■ Stated exercise 1 ■
Transcribe part of the tidying book review below. Begin at the words "The life-changing magic of tidying up" and stop after "my local library.".

#### Page excerpt ####

The Life-changing Magic of Tidying

The life-changing magic of tidying up

Yes, I am a little late jumping on this bandwagon, I know. I don’t usually pay much attention to the popular or bestseller lists, preferring instead to follow my nose, especially when it comes to books. They usually jump off the shop-shelf into my hand and shout “buy me, buy me”. But in the end my good intentions to be ‘an organised person’ compelled me to read this book, so I reserved it from my local library.

A much sought after book, this has been on international bestseller lists for yonks; its popularity has yet to wane as I had to wait several weeks for it in a reservation queue. I was curious as to why a book about tidying-up could be so popular? The Life-changing Magic of Tidying-upThe Japanese Art of Decluttering and Organising has obviously touched a sensitive nerve in the heart of our consumerist culture.

Maria’s method is very simple. Tidy once properly and you’ll never have to do it again.

Take one category at a time such as books, clothing, paperwork, komono (miscellaneous items), and place all of it in the middle of a room. Then take each possession individually and ask yourself “does this spark joy?”. If it does, find a place for it to go, if not, discard or donate it. Her no-nonsense quirky tone will leave you motivated to act immediately. Luckily it is a fast and easy read, and I read it in just a few hours.

Now, you don’t have to agree with everything Maria says to find value in her method. I think some of her advice is extreme. I don’t think it’s possible to keep only those things that ‘spark joy’ – some things are merely necessary. For example, I do not like most of my poor quality furniture, but until I am able to replace it with better, it will have to do. And emptying my handbag every day is never going to happen.

The ideal for me is finding balance; your own version of balance, whatever that is. I was once a bit of a hoarder and about ten years ago got rid of an entire lorry load of junk from my loft space. And over the years since have cleared out even more. Sadly, I discarded a few things that I now regret, so it is important that you consider each item carefully and find what works for you.

####

■ Stated exercise 2 ■
Repeat these lines from the records word for word. Begin at the line that has "text-line: 回或乙方提前退交部分或全部房屋的；: [100, 1279, 517, 1307]" and stop after the line that has "text-line: 章活动的；: [96, 344, 219, 372]".

#### Given data ####

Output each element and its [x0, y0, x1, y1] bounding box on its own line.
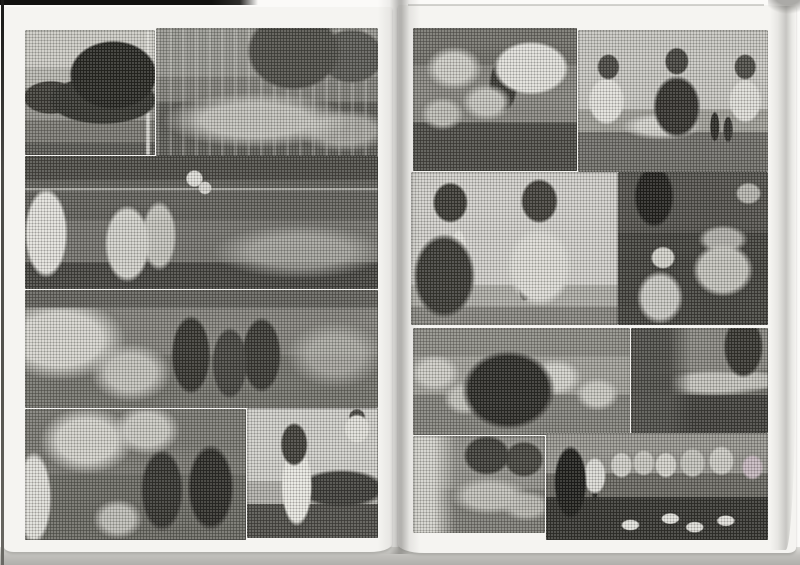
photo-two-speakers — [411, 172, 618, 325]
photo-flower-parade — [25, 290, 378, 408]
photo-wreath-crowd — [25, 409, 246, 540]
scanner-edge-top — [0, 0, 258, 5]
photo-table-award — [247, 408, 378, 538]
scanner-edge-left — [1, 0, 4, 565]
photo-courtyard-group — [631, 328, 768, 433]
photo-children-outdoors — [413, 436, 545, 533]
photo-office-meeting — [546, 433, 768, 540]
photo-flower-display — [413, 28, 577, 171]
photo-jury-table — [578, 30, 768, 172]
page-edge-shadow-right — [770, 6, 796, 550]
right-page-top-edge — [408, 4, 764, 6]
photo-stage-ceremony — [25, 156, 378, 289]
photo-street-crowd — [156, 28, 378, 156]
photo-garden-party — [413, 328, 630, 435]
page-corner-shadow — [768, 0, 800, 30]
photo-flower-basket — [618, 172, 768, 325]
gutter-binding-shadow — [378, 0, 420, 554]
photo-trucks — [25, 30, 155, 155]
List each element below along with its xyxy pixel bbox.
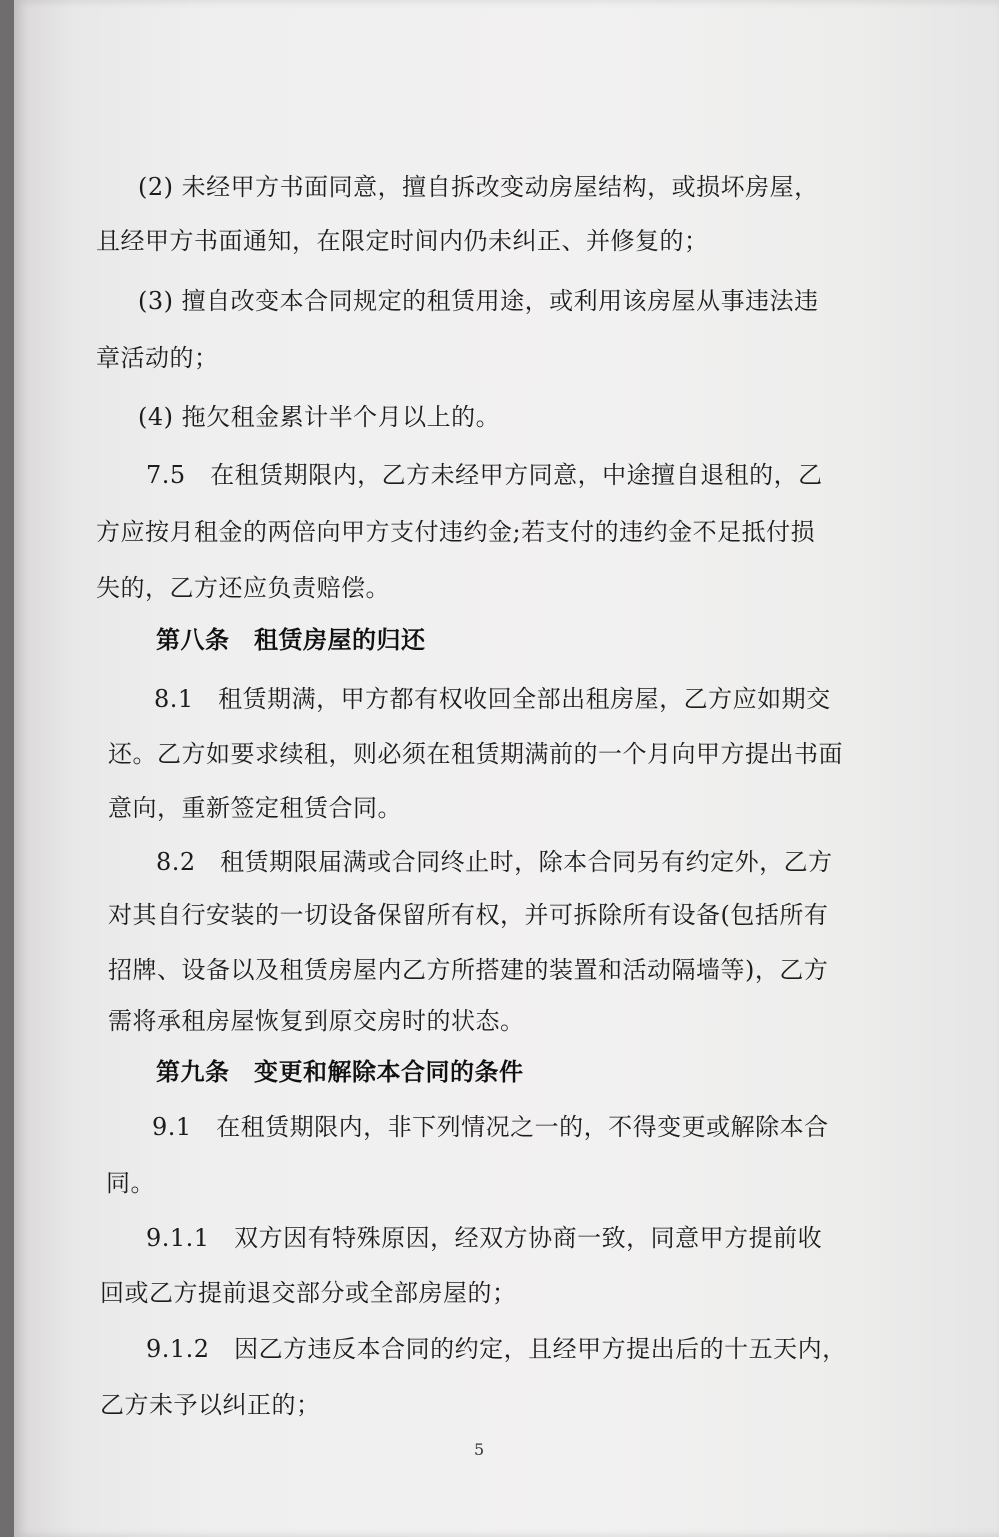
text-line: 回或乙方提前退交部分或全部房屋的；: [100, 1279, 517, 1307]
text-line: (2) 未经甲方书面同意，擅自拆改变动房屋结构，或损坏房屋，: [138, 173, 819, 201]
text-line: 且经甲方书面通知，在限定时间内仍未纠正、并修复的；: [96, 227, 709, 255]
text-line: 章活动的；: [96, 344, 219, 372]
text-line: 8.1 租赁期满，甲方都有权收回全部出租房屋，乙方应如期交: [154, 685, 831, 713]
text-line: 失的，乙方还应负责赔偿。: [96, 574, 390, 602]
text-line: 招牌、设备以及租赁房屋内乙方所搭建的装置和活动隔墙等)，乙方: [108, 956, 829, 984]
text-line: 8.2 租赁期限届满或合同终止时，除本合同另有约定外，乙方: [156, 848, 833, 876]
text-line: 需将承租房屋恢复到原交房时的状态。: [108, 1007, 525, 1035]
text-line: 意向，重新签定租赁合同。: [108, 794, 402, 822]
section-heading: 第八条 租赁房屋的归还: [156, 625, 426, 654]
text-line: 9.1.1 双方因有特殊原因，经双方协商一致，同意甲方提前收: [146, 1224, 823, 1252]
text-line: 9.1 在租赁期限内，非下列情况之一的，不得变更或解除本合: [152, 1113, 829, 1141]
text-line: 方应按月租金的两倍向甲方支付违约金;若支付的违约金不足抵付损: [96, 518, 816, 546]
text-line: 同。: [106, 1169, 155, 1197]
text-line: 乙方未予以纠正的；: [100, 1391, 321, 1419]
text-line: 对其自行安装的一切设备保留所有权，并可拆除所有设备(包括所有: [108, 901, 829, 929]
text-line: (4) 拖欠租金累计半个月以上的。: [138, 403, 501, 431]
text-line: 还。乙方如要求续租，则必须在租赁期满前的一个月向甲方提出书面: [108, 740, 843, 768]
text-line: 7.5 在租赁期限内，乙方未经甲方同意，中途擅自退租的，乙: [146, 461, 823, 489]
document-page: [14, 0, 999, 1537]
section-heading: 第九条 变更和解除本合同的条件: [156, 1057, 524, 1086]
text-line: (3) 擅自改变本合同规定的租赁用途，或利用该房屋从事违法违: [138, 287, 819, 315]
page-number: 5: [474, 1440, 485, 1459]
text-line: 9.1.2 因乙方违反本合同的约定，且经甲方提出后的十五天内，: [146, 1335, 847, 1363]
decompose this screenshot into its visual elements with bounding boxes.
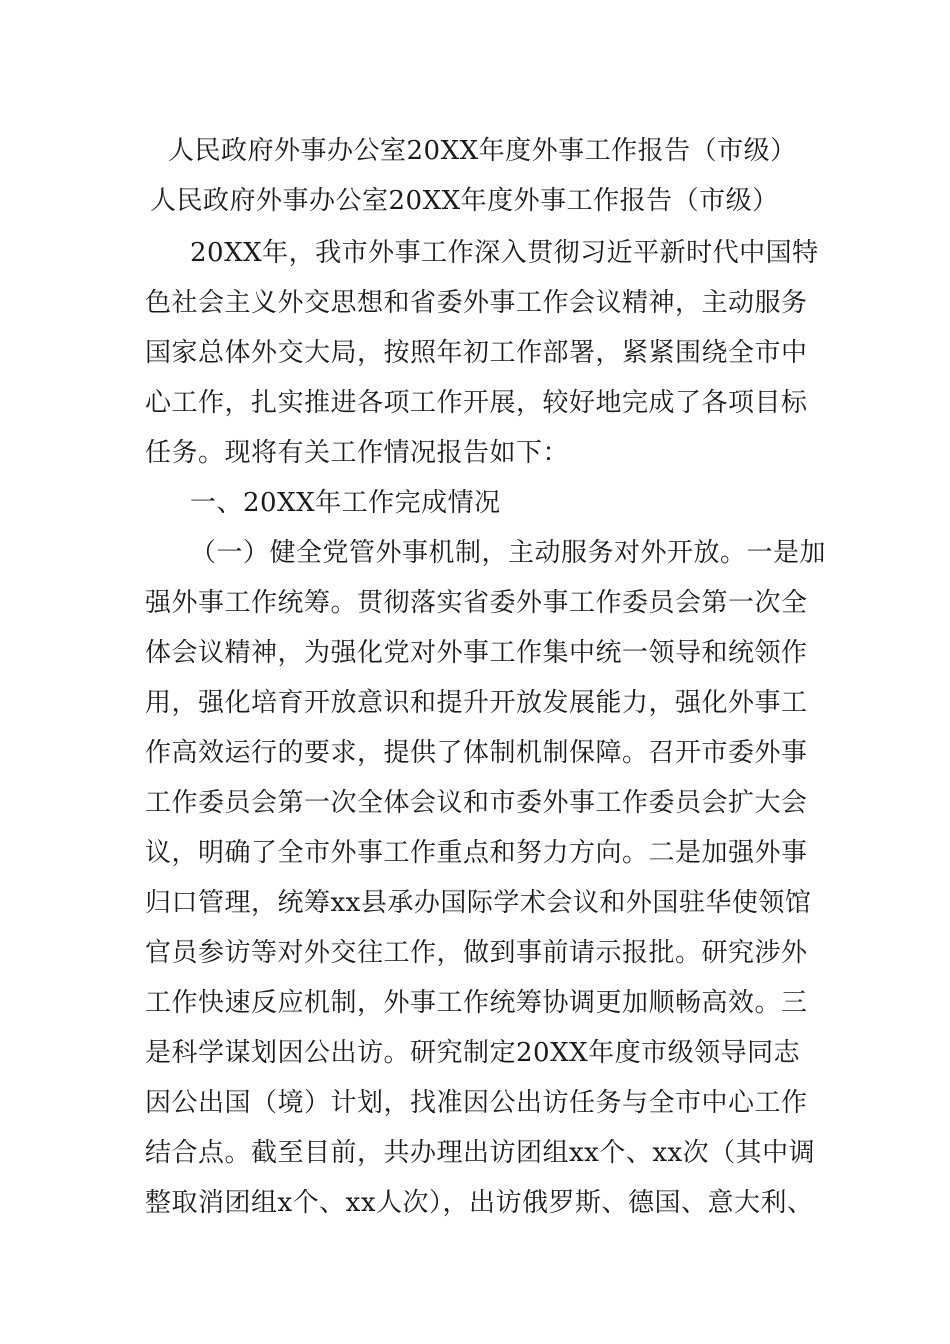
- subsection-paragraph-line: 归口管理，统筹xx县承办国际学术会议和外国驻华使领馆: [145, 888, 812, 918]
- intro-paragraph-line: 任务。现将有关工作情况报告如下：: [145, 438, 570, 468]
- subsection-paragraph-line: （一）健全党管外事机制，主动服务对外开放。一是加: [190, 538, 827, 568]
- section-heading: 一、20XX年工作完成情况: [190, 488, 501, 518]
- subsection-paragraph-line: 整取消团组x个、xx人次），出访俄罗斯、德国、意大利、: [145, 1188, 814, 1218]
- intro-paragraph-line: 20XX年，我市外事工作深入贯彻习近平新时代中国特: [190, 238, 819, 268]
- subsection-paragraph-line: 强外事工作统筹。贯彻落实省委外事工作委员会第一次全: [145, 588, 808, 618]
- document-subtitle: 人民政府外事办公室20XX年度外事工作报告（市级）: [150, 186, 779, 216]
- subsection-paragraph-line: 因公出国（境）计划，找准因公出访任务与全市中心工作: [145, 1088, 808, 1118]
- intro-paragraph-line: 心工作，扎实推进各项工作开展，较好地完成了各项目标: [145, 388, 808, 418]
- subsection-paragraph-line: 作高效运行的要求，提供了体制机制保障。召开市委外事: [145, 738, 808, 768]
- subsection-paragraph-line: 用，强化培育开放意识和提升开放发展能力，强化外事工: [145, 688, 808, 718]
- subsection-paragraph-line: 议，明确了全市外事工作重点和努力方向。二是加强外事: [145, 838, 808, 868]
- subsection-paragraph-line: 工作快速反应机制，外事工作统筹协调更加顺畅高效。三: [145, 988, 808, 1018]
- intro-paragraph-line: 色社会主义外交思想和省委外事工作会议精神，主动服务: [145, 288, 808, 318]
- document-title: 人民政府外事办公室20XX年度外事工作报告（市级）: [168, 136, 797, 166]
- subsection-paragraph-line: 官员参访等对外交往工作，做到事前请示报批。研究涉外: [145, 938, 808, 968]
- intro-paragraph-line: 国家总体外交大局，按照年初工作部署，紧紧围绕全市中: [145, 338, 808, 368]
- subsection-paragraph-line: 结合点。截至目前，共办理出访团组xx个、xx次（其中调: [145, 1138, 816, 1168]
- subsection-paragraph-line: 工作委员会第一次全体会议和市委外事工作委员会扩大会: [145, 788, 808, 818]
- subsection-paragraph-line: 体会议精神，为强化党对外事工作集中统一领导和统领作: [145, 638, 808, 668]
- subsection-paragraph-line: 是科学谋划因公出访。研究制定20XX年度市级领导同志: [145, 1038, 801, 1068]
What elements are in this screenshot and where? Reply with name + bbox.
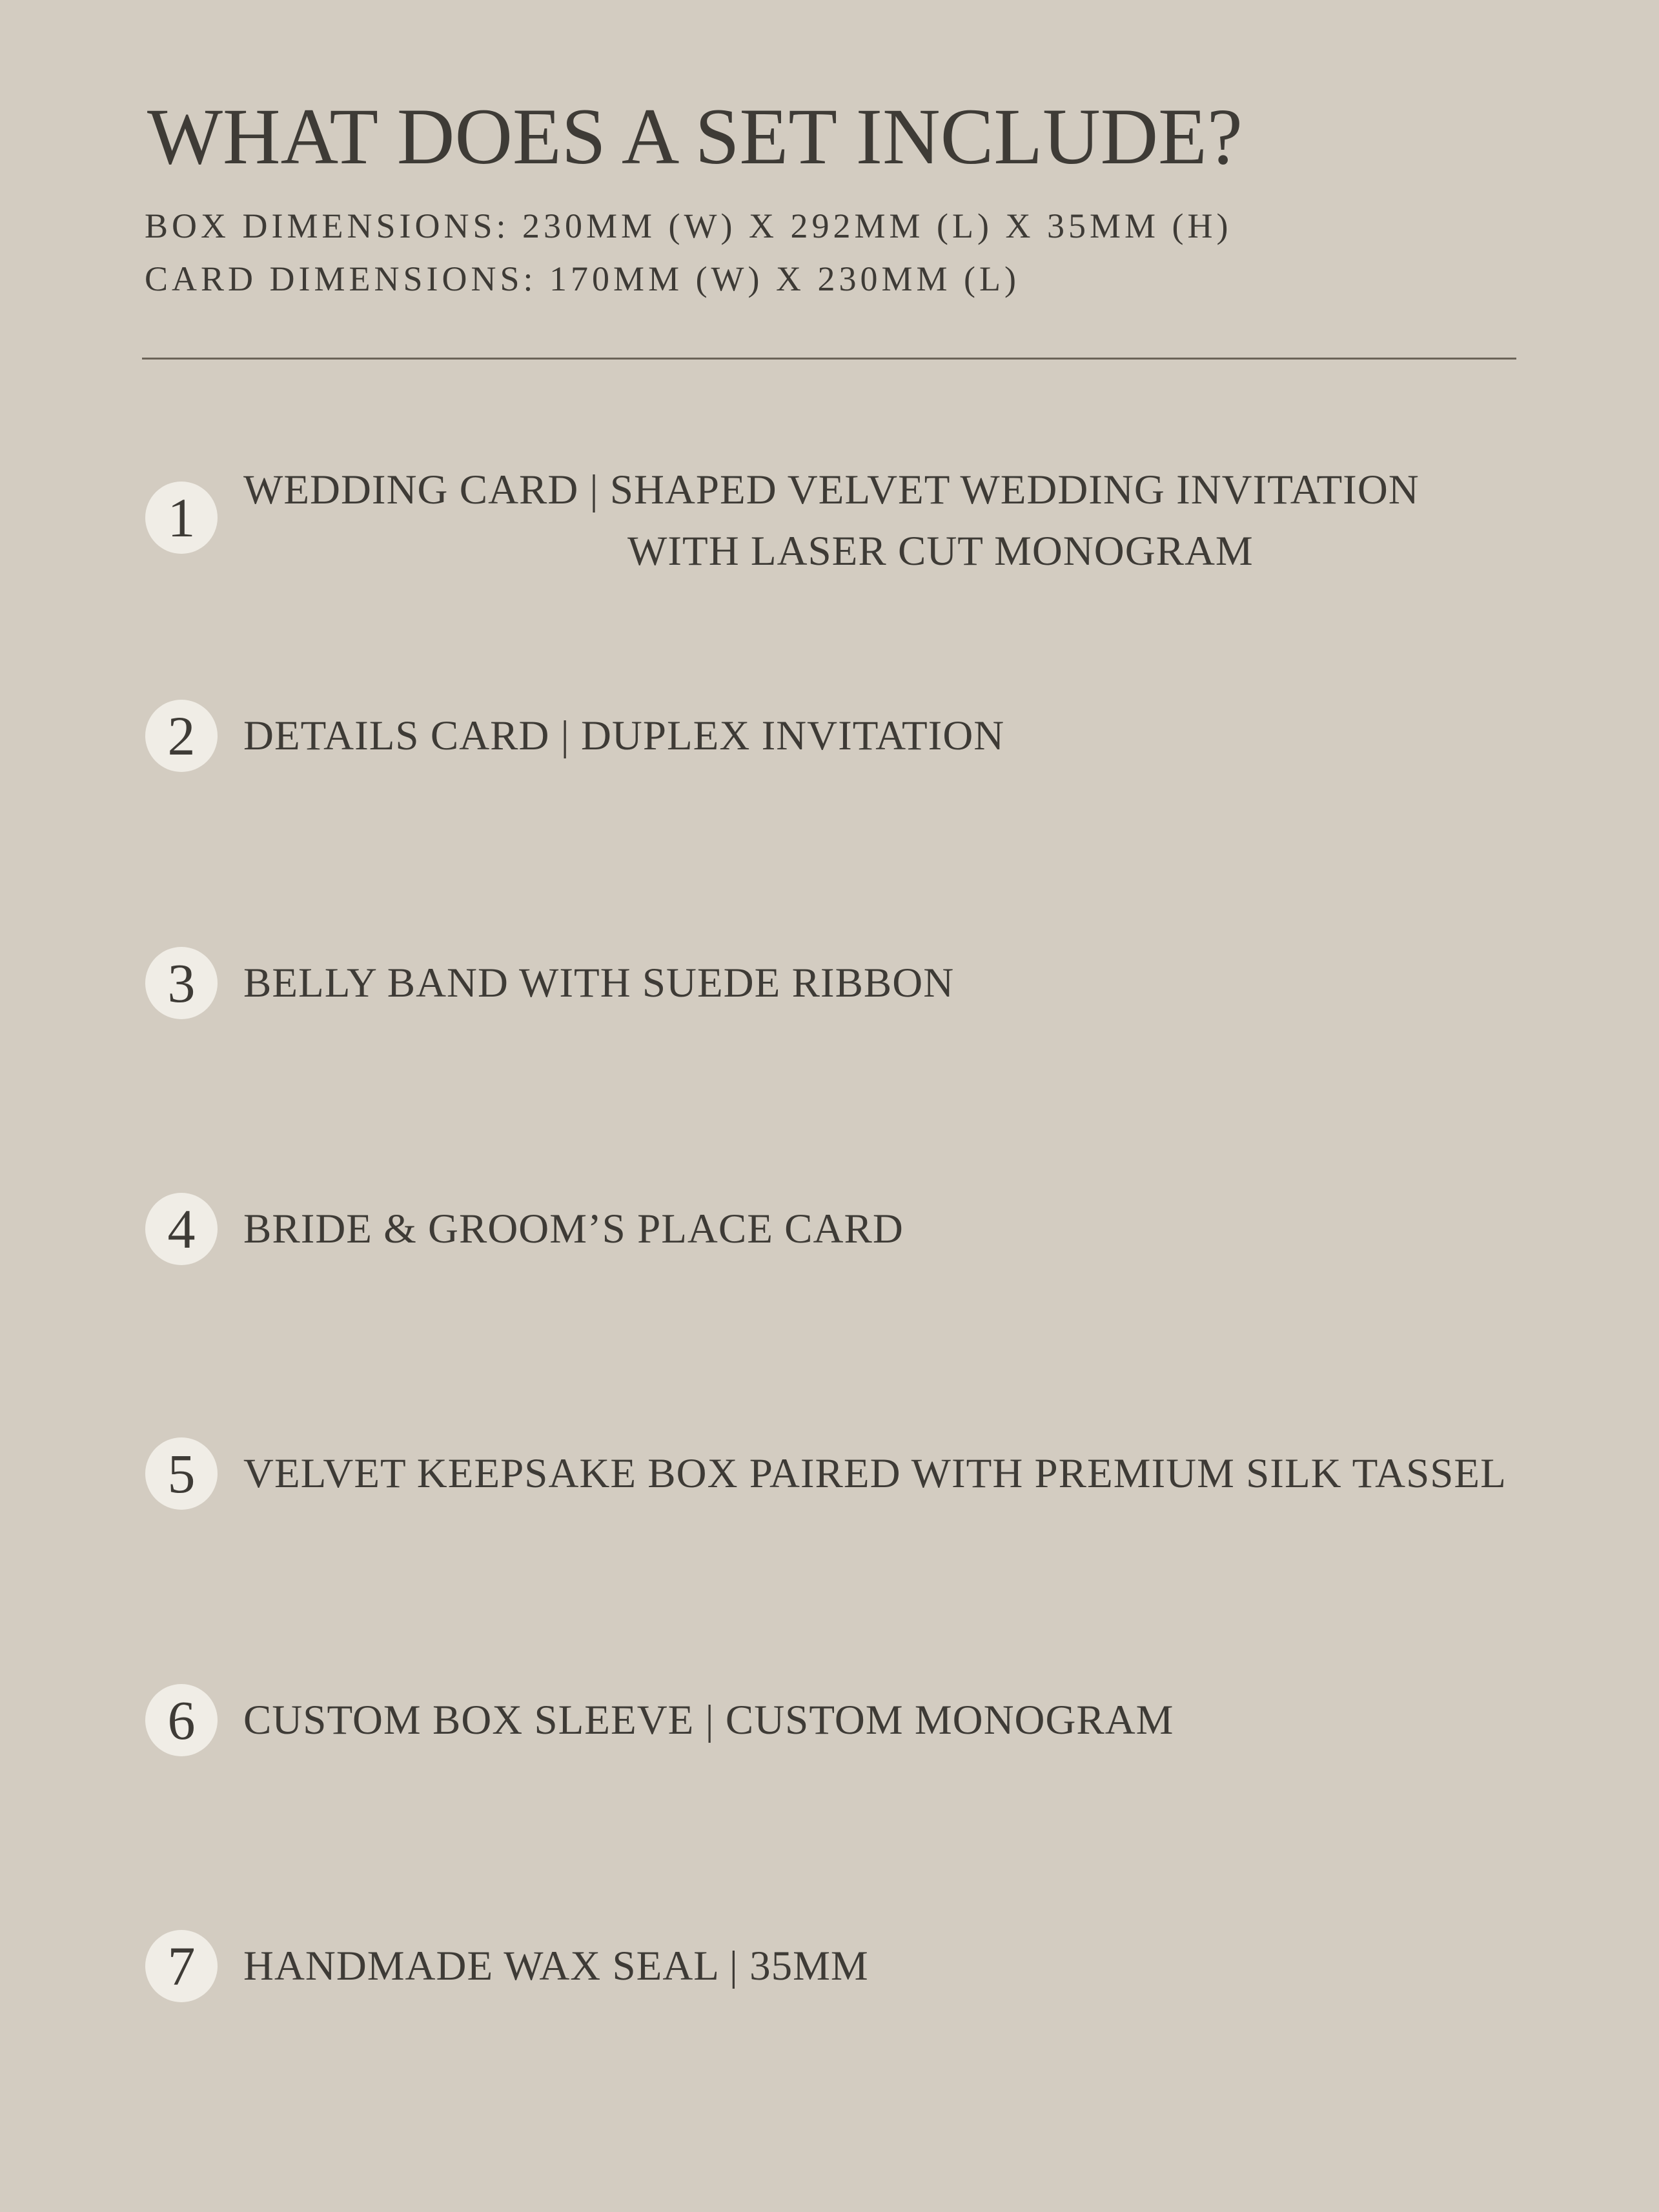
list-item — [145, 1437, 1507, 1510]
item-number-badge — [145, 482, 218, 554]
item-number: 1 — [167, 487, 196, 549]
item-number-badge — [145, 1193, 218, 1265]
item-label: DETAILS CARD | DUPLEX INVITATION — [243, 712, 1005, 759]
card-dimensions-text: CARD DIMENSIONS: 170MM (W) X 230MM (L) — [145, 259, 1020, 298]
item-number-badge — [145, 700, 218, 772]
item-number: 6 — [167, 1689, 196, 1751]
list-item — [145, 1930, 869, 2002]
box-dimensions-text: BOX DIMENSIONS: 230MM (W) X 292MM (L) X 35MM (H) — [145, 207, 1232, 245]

####

■ Response 1 ■
The life-changing magic of tidying up

Yes, I am a little late jumping on this bandwagon, I know. I don’t usually pay much attention to the popular or bestseller lists, preferring instead to follow my nose, especially when it comes to books. They usually jump off the shop-shelf into my hand and shout “buy me, buy me”. But in the end my good intentions to be ‘an organised person’ compelled me to read this book, so I reserved it from my local library.

■ Response 2 ■
text-line: 回或乙方提前退交部分或全部房屋的；: [100, 1279, 517, 1307]
text-line: (2) 未经甲方书面同意，擅自拆改变动房屋结构，或损坏房屋，: [138, 173, 819, 201]
text-line: 且经甲方书面通知，在限定时间内仍未纠正、并修复的；: [96, 227, 709, 255]
text-line: 章活动的；: [96, 344, 219, 372]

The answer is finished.